From the items below, return each line that contains the string "Lorem", treating uppercase and lowercase letters as distinct.

#### Records
_ _ _ _ _

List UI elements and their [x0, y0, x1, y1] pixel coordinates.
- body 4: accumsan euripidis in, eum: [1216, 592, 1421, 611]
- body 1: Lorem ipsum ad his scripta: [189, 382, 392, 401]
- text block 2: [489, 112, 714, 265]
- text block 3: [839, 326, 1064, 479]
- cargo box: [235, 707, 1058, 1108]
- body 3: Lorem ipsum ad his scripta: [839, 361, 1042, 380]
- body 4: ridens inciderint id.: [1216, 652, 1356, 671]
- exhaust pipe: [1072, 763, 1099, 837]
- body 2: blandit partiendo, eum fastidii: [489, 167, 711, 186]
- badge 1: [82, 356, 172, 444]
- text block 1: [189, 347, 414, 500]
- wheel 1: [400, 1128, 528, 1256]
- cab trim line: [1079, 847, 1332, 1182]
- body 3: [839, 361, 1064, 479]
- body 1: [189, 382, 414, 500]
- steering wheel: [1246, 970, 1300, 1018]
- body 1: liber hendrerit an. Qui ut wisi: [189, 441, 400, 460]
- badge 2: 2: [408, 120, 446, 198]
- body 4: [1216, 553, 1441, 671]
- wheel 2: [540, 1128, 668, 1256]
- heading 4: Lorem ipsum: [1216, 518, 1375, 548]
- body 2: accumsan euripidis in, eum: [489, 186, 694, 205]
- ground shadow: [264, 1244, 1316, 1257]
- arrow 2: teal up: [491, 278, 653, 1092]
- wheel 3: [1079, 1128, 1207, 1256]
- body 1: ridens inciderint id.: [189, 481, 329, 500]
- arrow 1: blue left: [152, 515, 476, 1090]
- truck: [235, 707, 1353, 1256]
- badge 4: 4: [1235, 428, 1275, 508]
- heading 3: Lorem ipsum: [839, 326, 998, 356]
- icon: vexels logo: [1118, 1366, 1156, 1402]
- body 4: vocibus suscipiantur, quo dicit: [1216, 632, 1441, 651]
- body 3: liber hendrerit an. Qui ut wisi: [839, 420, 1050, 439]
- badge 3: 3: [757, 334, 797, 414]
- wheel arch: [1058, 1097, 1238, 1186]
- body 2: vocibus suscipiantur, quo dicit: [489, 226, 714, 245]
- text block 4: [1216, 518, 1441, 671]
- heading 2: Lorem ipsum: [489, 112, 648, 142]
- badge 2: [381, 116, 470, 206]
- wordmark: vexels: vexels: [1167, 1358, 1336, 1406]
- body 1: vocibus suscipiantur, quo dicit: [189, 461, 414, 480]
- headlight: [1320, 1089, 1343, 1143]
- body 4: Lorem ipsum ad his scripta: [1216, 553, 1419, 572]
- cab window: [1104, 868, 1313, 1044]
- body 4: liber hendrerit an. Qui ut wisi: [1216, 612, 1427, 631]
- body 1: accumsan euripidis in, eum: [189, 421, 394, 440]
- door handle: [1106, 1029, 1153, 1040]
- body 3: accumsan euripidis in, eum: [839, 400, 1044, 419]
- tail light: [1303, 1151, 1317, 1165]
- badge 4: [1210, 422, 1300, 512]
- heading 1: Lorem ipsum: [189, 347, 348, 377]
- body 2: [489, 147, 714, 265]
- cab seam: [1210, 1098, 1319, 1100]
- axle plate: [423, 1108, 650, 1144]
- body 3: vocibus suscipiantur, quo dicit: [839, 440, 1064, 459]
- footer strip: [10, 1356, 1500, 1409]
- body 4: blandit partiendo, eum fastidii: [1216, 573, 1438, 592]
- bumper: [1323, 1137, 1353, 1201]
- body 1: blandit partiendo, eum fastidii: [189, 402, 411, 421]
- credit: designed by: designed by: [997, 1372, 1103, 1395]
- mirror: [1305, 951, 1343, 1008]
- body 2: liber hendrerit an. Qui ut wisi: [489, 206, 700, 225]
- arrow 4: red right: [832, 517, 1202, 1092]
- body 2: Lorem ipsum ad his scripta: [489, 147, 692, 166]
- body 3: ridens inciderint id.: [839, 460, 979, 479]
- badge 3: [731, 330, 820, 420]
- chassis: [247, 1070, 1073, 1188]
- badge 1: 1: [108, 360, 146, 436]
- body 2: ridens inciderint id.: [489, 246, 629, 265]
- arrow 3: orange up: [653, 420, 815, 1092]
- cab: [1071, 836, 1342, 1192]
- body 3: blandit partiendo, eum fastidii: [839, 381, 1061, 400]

_ _ _ _ _

#### Correct result
- body 1: Lorem ipsum ad his scripta: [189, 382, 392, 401]
- body 3: Lorem ipsum ad his scripta: [839, 361, 1042, 380]
- heading 4: Lorem ipsum: [1216, 518, 1375, 548]
- heading 3: Lorem ipsum: [839, 326, 998, 356]
- heading 2: Lorem ipsum: [489, 112, 648, 142]
- body 4: Lorem ipsum ad his scripta: [1216, 553, 1419, 572]
- heading 1: Lorem ipsum: [189, 347, 348, 377]
- body 2: Lorem ipsum ad his scripta: [489, 147, 692, 166]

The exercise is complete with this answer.